__A block of data__.
================================

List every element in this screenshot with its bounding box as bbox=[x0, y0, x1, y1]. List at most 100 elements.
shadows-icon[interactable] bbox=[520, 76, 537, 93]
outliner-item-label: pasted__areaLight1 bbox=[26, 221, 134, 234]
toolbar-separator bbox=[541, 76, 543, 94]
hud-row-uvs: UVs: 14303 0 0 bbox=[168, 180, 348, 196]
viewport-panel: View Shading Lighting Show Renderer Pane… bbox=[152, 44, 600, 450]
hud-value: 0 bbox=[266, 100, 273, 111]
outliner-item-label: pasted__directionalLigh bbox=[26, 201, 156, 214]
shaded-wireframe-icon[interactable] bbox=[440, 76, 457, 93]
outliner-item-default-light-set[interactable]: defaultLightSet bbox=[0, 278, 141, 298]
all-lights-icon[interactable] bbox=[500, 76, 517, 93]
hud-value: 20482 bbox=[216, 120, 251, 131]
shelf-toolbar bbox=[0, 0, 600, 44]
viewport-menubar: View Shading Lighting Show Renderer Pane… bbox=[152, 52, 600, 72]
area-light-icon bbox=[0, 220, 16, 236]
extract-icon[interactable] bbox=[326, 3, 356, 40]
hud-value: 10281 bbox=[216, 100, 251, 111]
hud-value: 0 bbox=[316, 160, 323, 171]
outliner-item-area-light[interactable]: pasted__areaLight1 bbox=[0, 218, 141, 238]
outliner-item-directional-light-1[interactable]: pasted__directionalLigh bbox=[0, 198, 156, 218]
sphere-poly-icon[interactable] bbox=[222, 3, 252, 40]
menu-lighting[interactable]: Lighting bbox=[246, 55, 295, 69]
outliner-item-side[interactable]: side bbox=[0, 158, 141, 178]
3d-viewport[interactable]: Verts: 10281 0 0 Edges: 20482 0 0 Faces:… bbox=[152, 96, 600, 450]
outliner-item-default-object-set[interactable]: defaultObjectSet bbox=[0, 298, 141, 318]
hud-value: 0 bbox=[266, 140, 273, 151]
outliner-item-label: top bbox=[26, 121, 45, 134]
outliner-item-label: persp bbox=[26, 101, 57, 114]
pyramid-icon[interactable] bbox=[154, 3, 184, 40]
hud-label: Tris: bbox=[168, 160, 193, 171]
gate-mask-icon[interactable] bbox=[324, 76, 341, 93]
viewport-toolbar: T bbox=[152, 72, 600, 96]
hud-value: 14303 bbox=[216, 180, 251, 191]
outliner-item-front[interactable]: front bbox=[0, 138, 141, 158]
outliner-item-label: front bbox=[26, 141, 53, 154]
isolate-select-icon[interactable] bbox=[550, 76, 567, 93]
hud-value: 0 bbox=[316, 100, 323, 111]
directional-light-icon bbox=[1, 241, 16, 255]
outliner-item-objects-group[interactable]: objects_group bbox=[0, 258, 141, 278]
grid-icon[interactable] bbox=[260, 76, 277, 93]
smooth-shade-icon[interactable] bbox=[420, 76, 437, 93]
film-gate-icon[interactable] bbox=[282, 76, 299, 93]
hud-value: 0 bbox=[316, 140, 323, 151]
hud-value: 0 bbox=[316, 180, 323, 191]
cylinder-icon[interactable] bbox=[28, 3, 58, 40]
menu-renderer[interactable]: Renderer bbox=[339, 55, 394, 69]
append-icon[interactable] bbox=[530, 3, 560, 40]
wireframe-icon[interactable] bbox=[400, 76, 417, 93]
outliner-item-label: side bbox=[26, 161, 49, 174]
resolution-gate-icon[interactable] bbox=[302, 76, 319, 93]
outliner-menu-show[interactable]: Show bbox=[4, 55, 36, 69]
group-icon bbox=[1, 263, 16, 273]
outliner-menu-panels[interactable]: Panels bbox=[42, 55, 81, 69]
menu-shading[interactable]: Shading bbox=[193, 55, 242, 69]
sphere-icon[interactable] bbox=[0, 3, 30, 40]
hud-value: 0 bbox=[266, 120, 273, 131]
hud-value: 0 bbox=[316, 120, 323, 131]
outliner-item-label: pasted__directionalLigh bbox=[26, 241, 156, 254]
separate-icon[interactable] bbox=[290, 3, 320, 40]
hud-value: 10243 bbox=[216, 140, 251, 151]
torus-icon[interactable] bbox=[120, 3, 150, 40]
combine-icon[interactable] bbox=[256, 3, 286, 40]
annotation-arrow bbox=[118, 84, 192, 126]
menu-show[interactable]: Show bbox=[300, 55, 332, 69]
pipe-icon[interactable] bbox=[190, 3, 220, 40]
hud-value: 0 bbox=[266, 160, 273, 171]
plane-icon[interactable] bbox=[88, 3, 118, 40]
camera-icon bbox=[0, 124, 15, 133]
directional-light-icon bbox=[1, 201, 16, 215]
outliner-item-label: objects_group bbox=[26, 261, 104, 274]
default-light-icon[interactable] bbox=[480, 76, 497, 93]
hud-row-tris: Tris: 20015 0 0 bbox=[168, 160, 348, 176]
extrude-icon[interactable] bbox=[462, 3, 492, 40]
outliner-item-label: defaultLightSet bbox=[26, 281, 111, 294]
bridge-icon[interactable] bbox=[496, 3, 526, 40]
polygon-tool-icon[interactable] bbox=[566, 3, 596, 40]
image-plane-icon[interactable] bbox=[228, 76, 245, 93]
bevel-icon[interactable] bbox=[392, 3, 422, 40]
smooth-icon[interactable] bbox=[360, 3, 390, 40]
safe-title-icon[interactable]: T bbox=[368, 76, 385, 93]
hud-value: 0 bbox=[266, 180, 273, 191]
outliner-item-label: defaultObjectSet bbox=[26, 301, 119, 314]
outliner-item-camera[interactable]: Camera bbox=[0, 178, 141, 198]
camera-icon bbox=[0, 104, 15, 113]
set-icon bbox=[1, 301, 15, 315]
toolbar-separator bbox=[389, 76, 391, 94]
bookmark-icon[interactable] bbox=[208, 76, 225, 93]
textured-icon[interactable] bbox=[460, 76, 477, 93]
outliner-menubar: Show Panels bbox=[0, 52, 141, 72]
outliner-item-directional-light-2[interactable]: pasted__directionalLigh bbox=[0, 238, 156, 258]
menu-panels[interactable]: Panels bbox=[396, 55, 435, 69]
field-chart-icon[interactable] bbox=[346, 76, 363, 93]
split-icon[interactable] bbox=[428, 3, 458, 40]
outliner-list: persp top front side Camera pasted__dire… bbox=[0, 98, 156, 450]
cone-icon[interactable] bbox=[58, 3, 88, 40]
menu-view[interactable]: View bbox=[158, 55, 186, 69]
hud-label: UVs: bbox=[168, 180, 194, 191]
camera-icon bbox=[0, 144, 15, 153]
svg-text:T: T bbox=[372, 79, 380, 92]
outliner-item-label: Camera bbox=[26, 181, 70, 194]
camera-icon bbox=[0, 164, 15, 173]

================================

__SET PROBLEM__. Substitute "hud-number" for every occurrence of "hud-value" in the items above, and write out all their lines again with nothing else changed.

__THE OUTPUT__.
List every element in this screenshot with its bounding box as bbox=[x0, y0, x1, y1]. List at most 100 elements.
shadows-icon[interactable] bbox=[520, 76, 537, 93]
outliner-item-label: pasted__areaLight1 bbox=[26, 221, 134, 234]
toolbar-separator bbox=[541, 76, 543, 94]
hud-row-uvs: UVs: 14303 0 0 bbox=[168, 180, 348, 196]
viewport-panel: View Shading Lighting Show Renderer Pane… bbox=[152, 44, 600, 450]
hud-number: 0 bbox=[266, 100, 273, 111]
outliner-item-label: pasted__directionalLigh bbox=[26, 201, 156, 214]
shaded-wireframe-icon[interactable] bbox=[440, 76, 457, 93]
outliner-item-default-light-set[interactable]: defaultLightSet bbox=[0, 278, 141, 298]
all-lights-icon[interactable] bbox=[500, 76, 517, 93]
hud-number: 20482 bbox=[216, 120, 251, 131]
shelf-toolbar bbox=[0, 0, 600, 44]
viewport-menubar: View Shading Lighting Show Renderer Pane… bbox=[152, 52, 600, 72]
area-light-icon bbox=[0, 220, 16, 236]
extract-icon[interactable] bbox=[326, 3, 356, 40]
hud-number: 10281 bbox=[216, 100, 251, 111]
hud-number: 0 bbox=[316, 160, 323, 171]
outliner-item-area-light[interactable]: pasted__areaLight1 bbox=[0, 218, 141, 238]
outliner-item-directional-light-1[interactable]: pasted__directionalLigh bbox=[0, 198, 156, 218]
sphere-poly-icon[interactable] bbox=[222, 3, 252, 40]
menu-lighting[interactable]: Lighting bbox=[246, 55, 295, 69]
outliner-item-side[interactable]: side bbox=[0, 158, 141, 178]
3d-viewport[interactable]: Verts: 10281 0 0 Edges: 20482 0 0 Faces:… bbox=[152, 96, 600, 450]
outliner-item-default-object-set[interactable]: defaultObjectSet bbox=[0, 298, 141, 318]
hud-number: 0 bbox=[266, 140, 273, 151]
outliner-item-label: top bbox=[26, 121, 45, 134]
outliner-item-label: persp bbox=[26, 101, 57, 114]
pyramid-icon[interactable] bbox=[154, 3, 184, 40]
hud-label: Tris: bbox=[168, 160, 193, 171]
gate-mask-icon[interactable] bbox=[324, 76, 341, 93]
viewport-toolbar: T bbox=[152, 72, 600, 96]
hud-number: 14303 bbox=[216, 180, 251, 191]
outliner-item-front[interactable]: front bbox=[0, 138, 141, 158]
outliner-item-label: front bbox=[26, 141, 53, 154]
isolate-select-icon[interactable] bbox=[550, 76, 567, 93]
hud-number: 0 bbox=[316, 100, 323, 111]
directional-light-icon bbox=[1, 241, 16, 255]
outliner-item-objects-group[interactable]: objects_group bbox=[0, 258, 141, 278]
grid-icon[interactable] bbox=[260, 76, 277, 93]
smooth-shade-icon[interactable] bbox=[420, 76, 437, 93]
film-gate-icon[interactable] bbox=[282, 76, 299, 93]
hud-number: 0 bbox=[316, 140, 323, 151]
hud-number: 0 bbox=[316, 180, 323, 191]
cylinder-icon[interactable] bbox=[28, 3, 58, 40]
menu-renderer[interactable]: Renderer bbox=[339, 55, 394, 69]
append-icon[interactable] bbox=[530, 3, 560, 40]
wireframe-icon[interactable] bbox=[400, 76, 417, 93]
outliner-item-label: side bbox=[26, 161, 49, 174]
resolution-gate-icon[interactable] bbox=[302, 76, 319, 93]
outliner-menu-show[interactable]: Show bbox=[4, 55, 36, 69]
group-icon bbox=[1, 263, 16, 273]
outliner-menu-panels[interactable]: Panels bbox=[42, 55, 81, 69]
menu-shading[interactable]: Shading bbox=[193, 55, 242, 69]
sphere-icon[interactable] bbox=[0, 3, 30, 40]
hud-number: 0 bbox=[266, 120, 273, 131]
hud-number: 0 bbox=[316, 120, 323, 131]
outliner-item-label: pasted__directionalLigh bbox=[26, 241, 156, 254]
separate-icon[interactable] bbox=[290, 3, 320, 40]
hud-number: 10243 bbox=[216, 140, 251, 151]
torus-icon[interactable] bbox=[120, 3, 150, 40]
combine-icon[interactable] bbox=[256, 3, 286, 40]
annotation-arrow bbox=[118, 84, 192, 126]
menu-show[interactable]: Show bbox=[300, 55, 332, 69]
pipe-icon[interactable] bbox=[190, 3, 220, 40]
hud-number: 0 bbox=[266, 160, 273, 171]
plane-icon[interactable] bbox=[88, 3, 118, 40]
camera-icon bbox=[0, 124, 15, 133]
directional-light-icon bbox=[1, 201, 16, 215]
outliner-item-label: objects_group bbox=[26, 261, 104, 274]
default-light-icon[interactable] bbox=[480, 76, 497, 93]
hud-row-tris: Tris: 20015 0 0 bbox=[168, 160, 348, 176]
extrude-icon[interactable] bbox=[462, 3, 492, 40]
outliner-item-label: defaultLightSet bbox=[26, 281, 111, 294]
bridge-icon[interactable] bbox=[496, 3, 526, 40]
polygon-tool-icon[interactable] bbox=[566, 3, 596, 40]
image-plane-icon[interactable] bbox=[228, 76, 245, 93]
bevel-icon[interactable] bbox=[392, 3, 422, 40]
smooth-icon[interactable] bbox=[360, 3, 390, 40]
safe-title-icon[interactable]: T bbox=[368, 76, 385, 93]
hud-number: 0 bbox=[266, 180, 273, 191]
outliner-item-label: defaultObjectSet bbox=[26, 301, 119, 314]
outliner-item-camera[interactable]: Camera bbox=[0, 178, 141, 198]
camera-icon bbox=[0, 104, 15, 113]
set-icon bbox=[1, 301, 15, 315]
toolbar-separator bbox=[389, 76, 391, 94]
bookmark-icon[interactable] bbox=[208, 76, 225, 93]
textured-icon[interactable] bbox=[460, 76, 477, 93]
outliner-menubar: Show Panels bbox=[0, 52, 141, 72]
outliner-item-directional-light-2[interactable]: pasted__directionalLigh bbox=[0, 238, 156, 258]
menu-panels[interactable]: Panels bbox=[396, 55, 435, 69]
field-chart-icon[interactable] bbox=[346, 76, 363, 93]
split-icon[interactable] bbox=[428, 3, 458, 40]
outliner-list: persp top front side Camera pasted__dire… bbox=[0, 98, 156, 450]
cone-icon[interactable] bbox=[58, 3, 88, 40]
menu-view[interactable]: View bbox=[158, 55, 186, 69]
hud-label: UVs: bbox=[168, 180, 194, 191]
camera-icon bbox=[0, 144, 15, 153]
svg-text:T: T bbox=[372, 79, 380, 92]
outliner-item-label: Camera bbox=[26, 181, 70, 194]
camera-icon bbox=[0, 164, 15, 173]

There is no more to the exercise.